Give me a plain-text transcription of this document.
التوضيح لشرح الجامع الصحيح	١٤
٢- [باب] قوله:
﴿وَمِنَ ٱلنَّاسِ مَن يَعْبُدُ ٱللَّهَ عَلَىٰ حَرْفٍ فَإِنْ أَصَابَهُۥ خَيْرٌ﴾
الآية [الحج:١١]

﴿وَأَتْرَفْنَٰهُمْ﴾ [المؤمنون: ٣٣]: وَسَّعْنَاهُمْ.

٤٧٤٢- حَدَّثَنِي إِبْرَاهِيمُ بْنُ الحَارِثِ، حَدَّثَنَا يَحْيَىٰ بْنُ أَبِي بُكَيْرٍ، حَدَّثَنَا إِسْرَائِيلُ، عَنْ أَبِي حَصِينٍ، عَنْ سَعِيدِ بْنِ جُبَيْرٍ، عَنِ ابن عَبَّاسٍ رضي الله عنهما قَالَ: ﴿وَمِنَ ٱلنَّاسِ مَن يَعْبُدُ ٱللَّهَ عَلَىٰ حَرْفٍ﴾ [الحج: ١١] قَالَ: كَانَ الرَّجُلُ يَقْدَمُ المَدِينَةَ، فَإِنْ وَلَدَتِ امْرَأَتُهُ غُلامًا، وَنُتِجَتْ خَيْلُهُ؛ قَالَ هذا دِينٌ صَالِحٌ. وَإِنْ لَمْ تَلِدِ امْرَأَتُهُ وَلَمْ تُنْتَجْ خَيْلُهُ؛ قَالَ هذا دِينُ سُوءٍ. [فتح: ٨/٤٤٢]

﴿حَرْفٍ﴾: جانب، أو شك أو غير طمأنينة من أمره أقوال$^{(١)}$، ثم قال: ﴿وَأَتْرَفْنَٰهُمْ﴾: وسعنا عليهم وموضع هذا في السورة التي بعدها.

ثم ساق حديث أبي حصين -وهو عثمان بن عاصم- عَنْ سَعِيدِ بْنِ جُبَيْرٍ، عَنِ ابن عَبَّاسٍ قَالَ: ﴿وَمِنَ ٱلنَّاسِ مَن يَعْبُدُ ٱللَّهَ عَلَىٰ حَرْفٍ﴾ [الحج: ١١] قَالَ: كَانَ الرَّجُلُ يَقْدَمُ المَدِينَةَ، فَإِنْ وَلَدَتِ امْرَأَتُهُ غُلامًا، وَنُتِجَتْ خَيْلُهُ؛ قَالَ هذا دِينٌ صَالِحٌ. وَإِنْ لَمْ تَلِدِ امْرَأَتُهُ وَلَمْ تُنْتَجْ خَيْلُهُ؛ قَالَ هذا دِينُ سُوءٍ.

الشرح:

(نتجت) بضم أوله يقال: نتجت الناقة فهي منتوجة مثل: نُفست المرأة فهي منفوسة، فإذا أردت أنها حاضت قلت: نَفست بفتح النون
####################
*Challenge*
Every line above needs to be retyped exactly.

*Output for this exercise*
Give me a plain-text transcription of this document.
التوضيح لشرح الجامع الصحيح	١٤
٢- [باب] قوله:
﴿وَمِنَ ٱلنَّاسِ مَن يَعْبُدُ ٱللَّهَ عَلَىٰ حَرْفٍ فَإِنْ أَصَابَهُۥ خَيْرٌ﴾
الآية [الحج:١١]

﴿وَأَتْرَفْنَٰهُمْ﴾ [المؤمنون: ٣٣]: وَسَّعْنَاهُمْ.

٤٧٤٢- حَدَّثَنِي إِبْرَاهِيمُ بْنُ الحَارِثِ، حَدَّثَنَا يَحْيَىٰ بْنُ أَبِي بُكَيْرٍ، حَدَّثَنَا إِسْرَائِيلُ، عَنْ أَبِي حَصِينٍ، عَنْ سَعِيدِ بْنِ جُبَيْرٍ، عَنِ ابن عَبَّاسٍ رضي الله عنهما قَالَ: ﴿وَمِنَ ٱلنَّاسِ مَن يَعْبُدُ ٱللَّهَ عَلَىٰ حَرْفٍ﴾ [الحج: ١١] قَالَ: كَانَ الرَّجُلُ يَقْدَمُ المَدِينَةَ، فَإِنْ وَلَدَتِ امْرَأَتُهُ غُلامًا، وَنُتِجَتْ خَيْلُهُ؛ قَالَ هذا دِينٌ صَالِحٌ. وَإِنْ لَمْ تَلِدِ امْرَأَتُهُ وَلَمْ تُنْتَجْ خَيْلُهُ؛ قَالَ هذا دِينُ سُوءٍ. [فتح: ٨/٤٤٢]

﴿حَرْفٍ﴾: جانب، أو شك أو غير طمأنينة من أمره أقوال$^{(١)}$، ثم قال: ﴿وَأَتْرَفْنَٰهُمْ﴾: وسعنا عليهم وموضع هذا في السورة التي بعدها.

ثم ساق حديث أبي حصين -وهو عثمان بن عاصم- عَنْ سَعِيدِ بْنِ جُبَيْرٍ، عَنِ ابن عَبَّاسٍ قَالَ: ﴿وَمِنَ ٱلنَّاسِ مَن يَعْبُدُ ٱللَّهَ عَلَىٰ حَرْفٍ﴾ [الحج: ١١] قَالَ: كَانَ الرَّجُلُ يَقْدَمُ المَدِينَةَ، فَإِنْ وَلَدَتِ امْرَأَتُهُ غُلامًا، وَنُتِجَتْ خَيْلُهُ؛ قَالَ هذا دِينٌ صَالِحٌ. وَإِنْ لَمْ تَلِدِ امْرَأَتُهُ وَلَمْ تُنْتَجْ خَيْلُهُ؛ قَالَ هذا دِينُ سُوءٍ.

الشرح:

(نتجت) بضم أوله يقال: نتجت الناقة فهي منتوجة مثل: نُفست المرأة فهي منفوسة، فإذا أردت أنها حاضت قلت: نَفست بفتح النون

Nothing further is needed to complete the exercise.